+++ PAGE EXCERPT

Starting in 2012, actors of color started showing up on the show and as time went on the numbers increased markedly. In fact, I noticed that in the latest season just ended some shows had almost every couple be of mixed ethnicity. It does not seem to have affected the series’s popularity as far as I can tell.

I think that most people who watch TV shows and films (apart from the stone-cold bigots) do not really care if they are seeing mixed-ethnicity or same-sex couples or anything else outside the spectrum of what used to be shown a couple of decades or more ago. If you have good writing, good acting, and good production values, all these other things simply do not matter.

Comments

  1. sonofrojblake says

    Sure, why not? Let’s have some Native Americans on the parish council, and make the Rotary Club chairman an Australian Aborigine. Any connection the show has to reality is entirely pointless given the outlandish plots, after all, so as long as the writing is good, accurately reflecting the real, factually verifiable ethnic makeup of England outside towns and cities is just bigoted. Possibly.
    This kind of thing happens because the people making the shows exclusively live, work and socialise in ethnically diverse cities. They often seem to struggle with the concept that there are areas the size of whole counties in England where a lot of residents pretty much only see brown people on TV. I worry that the disconnect between the metropolitan “opinion makers” and the people with the opinions -- voters -- its hat has given us the disaster of brexit and five more years of Tory government.

  2. says

    sonofrojblake @#1

    This kind of thing happens because the people making the shows exclusively live, work and socialise in ethnically diverse cities. They often seem to struggle with the concept that there are areas the size of whole counties in England where a lot of residents pretty much only see brown people on TV.

    Assuming that there actually exist Britons who see people of color only in TV, it follows that there should be as many non-white, non-cis, and non-straight movie heroes as possible. This way bigoted assholes might for the first time in their lives get exposes to the idea that the overwhelming majority of humans on this planet are not white, straight, cis people. After realizing this fact and seeing non-white actors in positive roles on TV screens, they might finally figure out that segregating people according to their race is a stupid idea.

    And, yes, I am perfectly happy with Native American and Australian Aborigine actors in British movies. I have no doubt that it would be possible to invent some plausible excuse why one of them could be living in the UK. After all, humans can easily travel nowadays. Maybe some British person went to the Australia for university studies, married an Aborigine there, and now the couple lives in Britain? I can easily cook up some excuse, people who write scripts for movies could no doubt do it as well.

++++++

**BRIEF 1**
Revise the TV casting post from "I think that" up to and including "just bigoted. Possibly.", changing "parish council" to "town council".
**BRIEF 2**
Continue the TV casting post, picking up right after its last sentence.
The items after this text come from a separate source.

+++ RECORD LIST

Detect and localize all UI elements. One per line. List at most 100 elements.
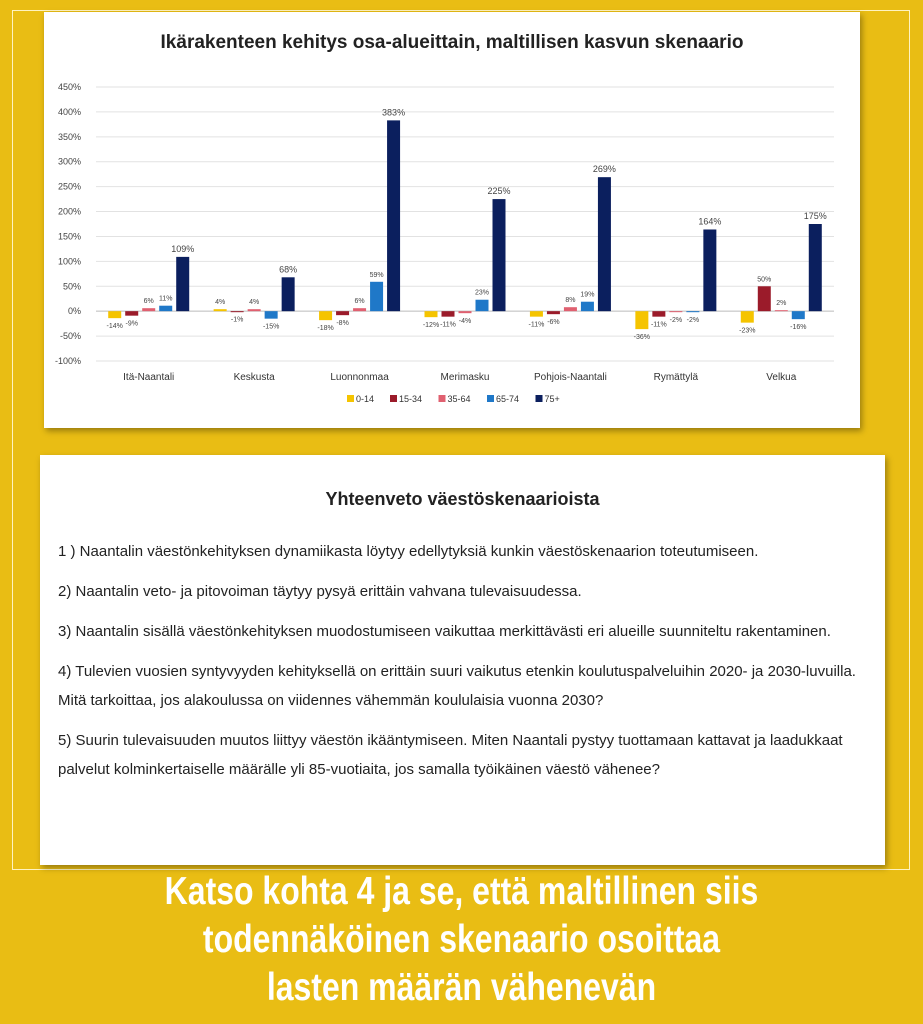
data-label: 225% (487, 186, 510, 196)
data-label: 23% (475, 290, 489, 297)
data-label: 2% (776, 300, 786, 307)
caption-line: todennäköinen skenaario osoittaa (202, 918, 721, 961)
y-tick-label: 250% (58, 182, 81, 192)
bar-65-74 (264, 311, 278, 319)
x-tick-label: Merimasku (441, 372, 490, 383)
legend-label: 15-34 (399, 394, 422, 404)
summary-point: 1 ) Naantalin väestönkehityksen dynamiik… (58, 543, 759, 560)
bar-35-64 (458, 311, 472, 314)
legend-label: 75+ (545, 394, 560, 404)
bar-75+ (492, 199, 506, 312)
bar-65-74 (580, 301, 594, 312)
x-tick-label: Luonnonmaa (330, 372, 389, 383)
legend-label: 35-64 (448, 394, 471, 404)
bar-0-14 (740, 311, 754, 323)
data-label: -6% (547, 319, 559, 326)
data-label: -2% (670, 317, 682, 324)
chart-title: Ikärakenteen kehitys osa-alueittain, mal… (160, 32, 744, 53)
x-tick-label: Keskusta (234, 372, 276, 383)
summary-point: 2) Naantalin veto- ja pitovoiman täytyy … (58, 583, 582, 600)
y-tick-label: 350% (58, 132, 81, 142)
legend-swatch (347, 395, 354, 402)
bar-0-14 (319, 311, 333, 321)
data-label: 68% (279, 264, 297, 274)
x-tick-label: Velkua (766, 372, 796, 383)
bar-35-64 (142, 308, 156, 312)
bar-15-34 (125, 311, 139, 316)
data-label: 6% (144, 298, 154, 305)
legend-swatch (487, 395, 494, 402)
data-label: -11% (440, 322, 456, 329)
data-label: -18% (317, 325, 333, 332)
data-label: 19% (580, 292, 594, 299)
x-tick-label: Rymättylä (654, 372, 699, 383)
bar-35-64 (247, 309, 261, 312)
bar-0-14 (635, 311, 649, 330)
data-label: -16% (790, 324, 806, 331)
y-tick-label: -100% (55, 356, 81, 366)
legend-label: 0-14 (356, 394, 374, 404)
bar-chart: 450% 400% 350% 300% 250% 200% 150% 100% 50% 0% -50… (55, 82, 834, 404)
summary-point: 3) Naantalin sisällä väestönkehityksen m… (58, 623, 831, 640)
bar-75+ (597, 177, 611, 312)
bar-15-34 (441, 311, 455, 317)
bar-65-74 (475, 299, 489, 312)
legend-swatch (390, 395, 397, 402)
y-tick-label: 50% (63, 281, 81, 291)
data-label: 6% (355, 298, 365, 305)
data-label: 59% (370, 272, 384, 279)
bar-75+ (176, 256, 190, 312)
data-label: -12% (423, 322, 439, 329)
bar-75+ (281, 277, 295, 312)
summary-title: Yhteenveto väestöskenaarioista (325, 489, 600, 509)
data-label: 50% (757, 276, 771, 283)
bar-0-14 (108, 311, 122, 319)
data-label: 11% (159, 296, 173, 303)
data-label: -11% (529, 322, 545, 329)
y-tick-label: 450% (58, 82, 81, 92)
legend-swatch (438, 395, 446, 402)
data-label: 269% (593, 164, 616, 174)
data-label: 109% (171, 244, 194, 254)
data-label: 4% (215, 299, 225, 306)
data-label: -2% (687, 317, 699, 324)
bar-0-14 (424, 311, 438, 318)
data-label: 383% (382, 107, 405, 117)
data-label: 4% (249, 299, 259, 306)
data-label: 175% (804, 211, 827, 221)
bar-35-64 (563, 307, 577, 312)
summary-card: Yhteenveto väestöskenaarioista 1 ) Naant… (40, 455, 885, 865)
legend-swatch (535, 395, 543, 402)
data-label: -15% (263, 324, 279, 331)
data-label: -11% (651, 322, 667, 329)
bar-15-34 (652, 311, 666, 317)
y-tick-label: -50% (60, 331, 81, 341)
data-label: 164% (698, 216, 721, 226)
data-label: -36% (634, 334, 650, 341)
x-tick-label: Itä-Naantali (123, 372, 174, 383)
border-frame (12, 10, 910, 870)
summary-point: 5) Suurin tulevaisuuden muutos liittyy v… (58, 732, 843, 778)
bar-15-34 (757, 286, 771, 312)
y-tick-label: 300% (58, 157, 81, 167)
summary-point: 4) Tulevien vuosien syntyvyyden kehityks… (58, 663, 856, 709)
bar-35-64 (669, 311, 683, 313)
bar-65-74 (791, 311, 805, 320)
bar-0-14 (213, 309, 227, 312)
bar-15-34 (546, 311, 560, 315)
bar-65-74 (686, 311, 700, 313)
bar-75+ (703, 229, 717, 312)
y-tick-label: 0% (68, 306, 81, 316)
bar-35-64 (353, 308, 367, 312)
bar-65-74 (370, 281, 384, 312)
y-tick-label: 400% (58, 107, 81, 117)
caption-line: lasten määrän vähenevän (266, 966, 657, 1009)
bar-65-74 (159, 305, 173, 312)
caption-line: Katso kohta 4 ja se, että maltillinen si… (164, 870, 759, 913)
bar-75+ (808, 224, 822, 312)
data-label: -14% (107, 323, 123, 330)
data-label: 8% (565, 297, 575, 304)
data-label: -8% (336, 320, 348, 327)
chart-card: Ikärakenteen kehitys osa-alueittain, mal… (44, 12, 860, 428)
data-label: -4% (459, 318, 471, 325)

++++++

**RESPONSE 1**
I think that most people who watch TV shows and films (apart from the stone-cold bigots) do not really care if they are seeing mixed-ethnicity or same-sex couples or anything else outside the spectrum of what used to be shown a couple of decades or more ago. If you have good writing, good acting, and good production values, all these other things simply do not matter.

Comments

  1. sonofrojblake says

    Sure, why not? Let’s have some Native Americans on the town council, and make the Rotary Club chairman an Australian Aborigine. Any connection the show has to reality is entirely pointless given the outlandish plots, after all, so as long as the writing is good, accurately reflecting the real, factually verifiable ethnic makeup of England outside towns and cities is just bigoted. Possibly.

**RESPONSE 2**
  3. Holms says

    Assuming that there actually exist Britons who see people of color only in TV, it follows that there should be as many non-white, non-cis, and non-straight movie heroes as possible. This way bigoted assholes might…

    In which white people in rural English villages are “bigoted assholes”. Precisely the sneering contempt sonof was talking about.

  4. says

    Maybe some British person went to the Australia for university studies, married an Aborigine there, and now the couple lives in Britain?

    Professors at British universities do field research all over the world. All you have to do is go to a local university and handle some of your professor’s communication with a fellow researcher somewhere else in the world. At the other end can be another student handling their professor’s communication. You get to know each other a bit, don’t even fall in love or anything, just get to know each other a bit and talk about each other’s universities. One finds out something about the other’s school’s programs that they wouldn’t otherwise and decide to do a year there. The host, whoever that is, naturally performs the part of a welcoming committee. The student gets a good impression of the other’s country and as a result of all this, the one not from the UK moves to the UK -- no fucking or marriage required. Just the kind of normal, international communication that happens all the time. Swap in bank for uni or whatever and you can get a similar connection in lots of different ways.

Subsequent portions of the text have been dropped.